- Listing -
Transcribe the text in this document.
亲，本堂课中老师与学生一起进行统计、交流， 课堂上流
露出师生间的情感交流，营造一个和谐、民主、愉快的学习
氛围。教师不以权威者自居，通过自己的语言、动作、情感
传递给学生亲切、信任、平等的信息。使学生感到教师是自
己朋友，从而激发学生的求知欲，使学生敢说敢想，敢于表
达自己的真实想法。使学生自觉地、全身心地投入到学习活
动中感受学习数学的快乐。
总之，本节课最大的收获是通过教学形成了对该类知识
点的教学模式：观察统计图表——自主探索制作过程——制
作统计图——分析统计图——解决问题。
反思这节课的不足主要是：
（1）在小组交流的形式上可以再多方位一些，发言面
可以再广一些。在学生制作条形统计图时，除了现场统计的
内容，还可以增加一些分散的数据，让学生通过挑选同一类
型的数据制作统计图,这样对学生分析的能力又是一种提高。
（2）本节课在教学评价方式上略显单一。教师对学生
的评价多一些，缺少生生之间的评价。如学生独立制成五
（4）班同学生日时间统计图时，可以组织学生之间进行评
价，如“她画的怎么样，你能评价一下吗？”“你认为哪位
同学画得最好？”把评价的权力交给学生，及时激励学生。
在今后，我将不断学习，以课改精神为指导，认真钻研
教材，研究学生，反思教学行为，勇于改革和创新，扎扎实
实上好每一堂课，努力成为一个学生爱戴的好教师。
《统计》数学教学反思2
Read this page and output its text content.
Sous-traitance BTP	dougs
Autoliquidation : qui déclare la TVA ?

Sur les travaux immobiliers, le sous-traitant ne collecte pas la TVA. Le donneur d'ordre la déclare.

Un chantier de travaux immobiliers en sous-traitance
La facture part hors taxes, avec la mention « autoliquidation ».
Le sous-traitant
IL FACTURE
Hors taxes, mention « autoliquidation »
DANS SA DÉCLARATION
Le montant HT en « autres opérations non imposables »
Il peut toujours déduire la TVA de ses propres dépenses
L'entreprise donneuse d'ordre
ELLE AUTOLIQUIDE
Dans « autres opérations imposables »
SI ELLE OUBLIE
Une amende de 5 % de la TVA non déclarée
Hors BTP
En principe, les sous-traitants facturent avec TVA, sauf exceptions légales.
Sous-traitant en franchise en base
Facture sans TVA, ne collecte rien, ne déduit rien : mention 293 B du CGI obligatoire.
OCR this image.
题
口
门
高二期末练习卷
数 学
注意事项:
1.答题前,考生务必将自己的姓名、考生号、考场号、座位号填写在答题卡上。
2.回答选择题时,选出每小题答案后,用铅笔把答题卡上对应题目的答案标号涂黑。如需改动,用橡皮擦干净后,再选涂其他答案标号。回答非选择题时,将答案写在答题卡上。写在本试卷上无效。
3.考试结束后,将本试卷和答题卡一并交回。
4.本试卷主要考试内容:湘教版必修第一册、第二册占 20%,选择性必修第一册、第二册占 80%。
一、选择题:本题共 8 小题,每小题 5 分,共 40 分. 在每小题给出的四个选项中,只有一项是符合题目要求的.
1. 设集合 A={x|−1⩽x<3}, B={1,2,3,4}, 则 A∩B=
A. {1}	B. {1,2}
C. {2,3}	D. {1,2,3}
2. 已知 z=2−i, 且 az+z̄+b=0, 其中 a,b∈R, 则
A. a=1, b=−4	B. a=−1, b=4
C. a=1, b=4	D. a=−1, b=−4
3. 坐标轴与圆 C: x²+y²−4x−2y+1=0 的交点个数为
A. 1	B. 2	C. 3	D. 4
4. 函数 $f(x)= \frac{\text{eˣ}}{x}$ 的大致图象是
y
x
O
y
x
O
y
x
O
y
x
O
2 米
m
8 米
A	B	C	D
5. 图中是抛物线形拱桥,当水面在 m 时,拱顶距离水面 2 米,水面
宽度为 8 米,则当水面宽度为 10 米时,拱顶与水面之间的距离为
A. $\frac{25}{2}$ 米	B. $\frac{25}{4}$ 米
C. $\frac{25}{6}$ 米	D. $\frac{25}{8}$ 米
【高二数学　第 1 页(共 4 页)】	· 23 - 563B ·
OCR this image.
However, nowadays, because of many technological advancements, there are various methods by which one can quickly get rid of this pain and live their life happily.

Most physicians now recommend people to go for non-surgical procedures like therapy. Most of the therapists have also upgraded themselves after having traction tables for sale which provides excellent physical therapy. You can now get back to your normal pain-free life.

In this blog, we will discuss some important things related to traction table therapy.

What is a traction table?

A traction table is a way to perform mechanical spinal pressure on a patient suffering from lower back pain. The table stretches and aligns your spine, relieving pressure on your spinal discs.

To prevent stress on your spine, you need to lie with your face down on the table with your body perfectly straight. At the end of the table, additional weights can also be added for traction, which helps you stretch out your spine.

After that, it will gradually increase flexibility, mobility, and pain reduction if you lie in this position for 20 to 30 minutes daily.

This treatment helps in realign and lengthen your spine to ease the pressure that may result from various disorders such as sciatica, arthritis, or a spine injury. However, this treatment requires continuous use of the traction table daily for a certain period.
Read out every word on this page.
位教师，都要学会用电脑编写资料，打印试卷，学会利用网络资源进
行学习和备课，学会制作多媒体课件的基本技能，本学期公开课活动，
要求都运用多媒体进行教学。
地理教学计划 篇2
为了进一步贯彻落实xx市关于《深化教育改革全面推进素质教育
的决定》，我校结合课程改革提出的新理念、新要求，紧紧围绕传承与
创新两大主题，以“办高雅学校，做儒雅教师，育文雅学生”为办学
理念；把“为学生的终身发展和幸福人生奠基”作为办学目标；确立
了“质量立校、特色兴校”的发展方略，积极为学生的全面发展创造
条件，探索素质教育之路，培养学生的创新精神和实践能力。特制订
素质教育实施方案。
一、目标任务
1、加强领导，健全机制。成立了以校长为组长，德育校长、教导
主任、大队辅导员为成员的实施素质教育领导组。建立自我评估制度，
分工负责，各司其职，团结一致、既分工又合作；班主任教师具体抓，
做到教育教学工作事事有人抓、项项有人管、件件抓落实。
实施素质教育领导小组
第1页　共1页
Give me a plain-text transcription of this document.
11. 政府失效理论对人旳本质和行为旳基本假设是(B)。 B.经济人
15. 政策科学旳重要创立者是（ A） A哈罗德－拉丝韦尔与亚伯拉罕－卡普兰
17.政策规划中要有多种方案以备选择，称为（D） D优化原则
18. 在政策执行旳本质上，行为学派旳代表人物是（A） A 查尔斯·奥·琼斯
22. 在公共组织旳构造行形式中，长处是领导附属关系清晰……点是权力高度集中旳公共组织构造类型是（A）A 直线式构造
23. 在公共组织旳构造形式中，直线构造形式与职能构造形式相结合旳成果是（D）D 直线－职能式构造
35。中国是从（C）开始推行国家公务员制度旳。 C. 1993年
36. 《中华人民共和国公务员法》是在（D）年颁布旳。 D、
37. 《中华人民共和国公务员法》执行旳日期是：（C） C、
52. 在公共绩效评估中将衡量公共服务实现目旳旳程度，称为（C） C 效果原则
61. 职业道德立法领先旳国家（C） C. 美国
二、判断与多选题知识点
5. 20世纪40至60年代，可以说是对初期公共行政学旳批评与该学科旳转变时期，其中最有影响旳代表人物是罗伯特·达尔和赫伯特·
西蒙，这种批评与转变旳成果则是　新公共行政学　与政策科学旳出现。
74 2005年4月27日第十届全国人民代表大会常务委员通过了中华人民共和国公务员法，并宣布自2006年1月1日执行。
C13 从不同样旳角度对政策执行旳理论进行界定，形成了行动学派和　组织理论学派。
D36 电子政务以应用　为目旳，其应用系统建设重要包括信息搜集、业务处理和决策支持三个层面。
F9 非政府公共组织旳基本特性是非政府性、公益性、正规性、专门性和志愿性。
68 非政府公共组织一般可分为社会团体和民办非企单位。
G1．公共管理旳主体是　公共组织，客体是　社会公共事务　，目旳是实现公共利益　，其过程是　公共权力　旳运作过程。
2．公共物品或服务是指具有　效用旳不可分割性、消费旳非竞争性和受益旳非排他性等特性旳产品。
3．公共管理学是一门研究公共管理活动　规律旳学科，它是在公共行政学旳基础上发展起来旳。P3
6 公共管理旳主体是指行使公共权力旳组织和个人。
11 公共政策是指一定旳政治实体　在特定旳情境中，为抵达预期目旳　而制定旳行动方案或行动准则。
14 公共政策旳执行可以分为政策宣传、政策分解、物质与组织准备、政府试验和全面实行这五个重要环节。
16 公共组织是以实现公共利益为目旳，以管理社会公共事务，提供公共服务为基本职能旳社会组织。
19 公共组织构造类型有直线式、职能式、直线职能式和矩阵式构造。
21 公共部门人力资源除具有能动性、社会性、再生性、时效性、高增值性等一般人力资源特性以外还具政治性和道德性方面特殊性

- Exercise brief -
Find the string "frac" in the listing and return every line that holds it.

- Written answer -
4. 函数 $f(x)= \frac{\text{eˣ}}{x}$ 的大致图象是
A. $\frac{25}{2}$ 米	B. $\frac{25}{4}$ 米
C. $\frac{25}{6}$ 米	D. $\frac{25}{8}$ 米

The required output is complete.